[Start Input]

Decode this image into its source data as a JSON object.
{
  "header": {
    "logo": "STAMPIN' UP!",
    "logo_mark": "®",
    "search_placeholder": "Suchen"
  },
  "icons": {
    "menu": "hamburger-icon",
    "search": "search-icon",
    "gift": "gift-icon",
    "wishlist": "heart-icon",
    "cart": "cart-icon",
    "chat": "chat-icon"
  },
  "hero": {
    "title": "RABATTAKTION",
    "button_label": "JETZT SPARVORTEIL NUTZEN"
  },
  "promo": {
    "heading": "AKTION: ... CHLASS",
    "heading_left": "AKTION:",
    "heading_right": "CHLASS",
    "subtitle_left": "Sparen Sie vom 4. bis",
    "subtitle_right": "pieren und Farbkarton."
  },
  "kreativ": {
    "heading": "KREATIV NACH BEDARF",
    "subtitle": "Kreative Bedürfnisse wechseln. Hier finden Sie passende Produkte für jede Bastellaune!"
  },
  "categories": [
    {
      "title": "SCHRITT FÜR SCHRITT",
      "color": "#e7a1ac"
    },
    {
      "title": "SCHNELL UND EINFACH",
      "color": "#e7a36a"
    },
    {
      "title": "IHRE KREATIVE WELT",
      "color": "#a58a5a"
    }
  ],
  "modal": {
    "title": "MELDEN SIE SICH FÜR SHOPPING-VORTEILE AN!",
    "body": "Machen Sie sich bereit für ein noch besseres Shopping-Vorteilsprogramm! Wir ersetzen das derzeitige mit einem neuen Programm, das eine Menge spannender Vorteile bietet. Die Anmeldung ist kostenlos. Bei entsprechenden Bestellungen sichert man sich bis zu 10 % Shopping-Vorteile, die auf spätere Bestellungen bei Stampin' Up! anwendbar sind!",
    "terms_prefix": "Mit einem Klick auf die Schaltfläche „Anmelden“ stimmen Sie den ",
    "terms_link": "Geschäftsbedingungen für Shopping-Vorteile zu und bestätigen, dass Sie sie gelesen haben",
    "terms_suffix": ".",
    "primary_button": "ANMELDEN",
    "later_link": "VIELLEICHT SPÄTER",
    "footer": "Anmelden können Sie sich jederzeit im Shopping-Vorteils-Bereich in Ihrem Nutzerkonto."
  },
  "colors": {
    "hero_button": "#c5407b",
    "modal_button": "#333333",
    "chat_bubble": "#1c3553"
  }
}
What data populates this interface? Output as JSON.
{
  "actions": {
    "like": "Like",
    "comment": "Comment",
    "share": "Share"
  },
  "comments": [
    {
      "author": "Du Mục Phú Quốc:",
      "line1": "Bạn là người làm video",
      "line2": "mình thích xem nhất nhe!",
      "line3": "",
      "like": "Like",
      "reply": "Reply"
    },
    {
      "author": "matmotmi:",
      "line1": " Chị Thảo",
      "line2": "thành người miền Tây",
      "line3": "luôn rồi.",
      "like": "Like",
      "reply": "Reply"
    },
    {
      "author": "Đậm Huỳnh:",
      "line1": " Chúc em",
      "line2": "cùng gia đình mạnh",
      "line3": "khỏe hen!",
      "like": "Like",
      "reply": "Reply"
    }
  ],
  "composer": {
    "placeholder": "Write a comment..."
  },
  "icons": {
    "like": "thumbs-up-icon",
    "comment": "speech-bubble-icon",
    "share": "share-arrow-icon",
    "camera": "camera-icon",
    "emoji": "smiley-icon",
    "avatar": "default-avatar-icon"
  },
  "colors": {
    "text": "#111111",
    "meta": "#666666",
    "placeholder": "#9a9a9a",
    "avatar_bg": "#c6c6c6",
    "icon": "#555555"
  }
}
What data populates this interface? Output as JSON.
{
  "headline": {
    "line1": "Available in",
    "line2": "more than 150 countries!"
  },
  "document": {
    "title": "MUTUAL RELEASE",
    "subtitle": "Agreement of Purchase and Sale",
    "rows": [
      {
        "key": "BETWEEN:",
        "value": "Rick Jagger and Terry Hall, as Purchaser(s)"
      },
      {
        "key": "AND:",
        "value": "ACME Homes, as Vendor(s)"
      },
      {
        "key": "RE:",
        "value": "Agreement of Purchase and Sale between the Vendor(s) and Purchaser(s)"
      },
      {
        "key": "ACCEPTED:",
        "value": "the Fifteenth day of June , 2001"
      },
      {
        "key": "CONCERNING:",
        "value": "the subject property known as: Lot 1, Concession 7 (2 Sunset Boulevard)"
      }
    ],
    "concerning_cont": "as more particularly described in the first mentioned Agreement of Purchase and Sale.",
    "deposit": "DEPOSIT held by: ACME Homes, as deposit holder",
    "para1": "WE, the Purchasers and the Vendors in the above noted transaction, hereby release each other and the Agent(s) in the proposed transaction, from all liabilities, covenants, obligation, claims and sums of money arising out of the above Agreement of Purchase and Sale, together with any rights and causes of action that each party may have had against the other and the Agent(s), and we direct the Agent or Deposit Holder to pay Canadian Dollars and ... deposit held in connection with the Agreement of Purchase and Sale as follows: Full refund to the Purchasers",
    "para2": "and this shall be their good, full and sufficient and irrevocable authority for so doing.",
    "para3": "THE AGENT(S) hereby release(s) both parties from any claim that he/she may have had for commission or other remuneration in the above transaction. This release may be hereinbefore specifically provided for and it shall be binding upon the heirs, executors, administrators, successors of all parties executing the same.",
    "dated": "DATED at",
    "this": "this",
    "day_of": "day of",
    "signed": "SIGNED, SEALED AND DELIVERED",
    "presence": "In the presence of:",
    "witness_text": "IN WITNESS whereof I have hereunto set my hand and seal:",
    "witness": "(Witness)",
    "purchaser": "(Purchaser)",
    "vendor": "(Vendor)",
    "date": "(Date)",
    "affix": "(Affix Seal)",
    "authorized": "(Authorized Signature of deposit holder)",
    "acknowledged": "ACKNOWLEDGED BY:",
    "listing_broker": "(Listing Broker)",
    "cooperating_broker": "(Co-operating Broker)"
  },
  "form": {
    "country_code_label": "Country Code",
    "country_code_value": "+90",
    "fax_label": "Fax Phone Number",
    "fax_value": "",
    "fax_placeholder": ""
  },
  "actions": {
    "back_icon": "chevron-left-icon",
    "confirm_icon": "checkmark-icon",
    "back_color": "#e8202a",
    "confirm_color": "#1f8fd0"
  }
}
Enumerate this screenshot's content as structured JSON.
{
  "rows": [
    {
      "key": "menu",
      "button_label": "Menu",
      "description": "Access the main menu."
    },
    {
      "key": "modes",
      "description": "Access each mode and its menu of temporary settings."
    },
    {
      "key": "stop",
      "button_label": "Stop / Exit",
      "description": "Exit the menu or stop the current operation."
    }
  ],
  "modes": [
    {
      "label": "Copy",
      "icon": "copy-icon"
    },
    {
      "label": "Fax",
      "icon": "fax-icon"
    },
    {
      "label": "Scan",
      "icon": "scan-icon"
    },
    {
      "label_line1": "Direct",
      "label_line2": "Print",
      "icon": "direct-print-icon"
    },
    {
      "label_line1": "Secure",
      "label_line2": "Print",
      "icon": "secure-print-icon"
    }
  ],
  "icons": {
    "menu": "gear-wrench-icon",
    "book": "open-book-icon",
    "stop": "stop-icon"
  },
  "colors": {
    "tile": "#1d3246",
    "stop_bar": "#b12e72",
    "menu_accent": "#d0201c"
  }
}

[End Input]

» **Work to be completed**:
Reproduce exactly the line containing "Enumerate this screenshot's" and every line after it through the end of the records above, and nothing else.

» **Answer to the problem**:
Enumerate this screenshot's content as structured JSON.
{
  "rows": [
    {
      "key": "menu",
      "button_label": "Menu",
      "description": "Access the main menu."
    },
    {
      "key": "modes",
      "description": "Access each mode and its menu of temporary settings."
    },
    {
      "key": "stop",
      "button_label": "Stop / Exit",
      "description": "Exit the menu or stop the current operation."
    }
  ],
  "modes": [
    {
      "label": "Copy",
      "icon": "copy-icon"
    },
    {
      "label": "Fax",
      "icon": "fax-icon"
    },
    {
      "label": "Scan",
      "icon": "scan-icon"
    },
    {
      "label_line1": "Direct",
      "label_line2": "Print",
      "icon": "direct-print-icon"
    },
    {
      "label_line1": "Secure",
      "label_line2": "Print",
      "icon": "secure-print-icon"
    }
  ],
  "icons": {
    "menu": "gear-wrench-icon",
    "book": "open-book-icon",
    "stop": "stop-icon"
  },
  "colors": {
    "tile": "#1d3246",
    "stop_bar": "#b12e72",
    "menu_accent": "#d0201c"
  }
}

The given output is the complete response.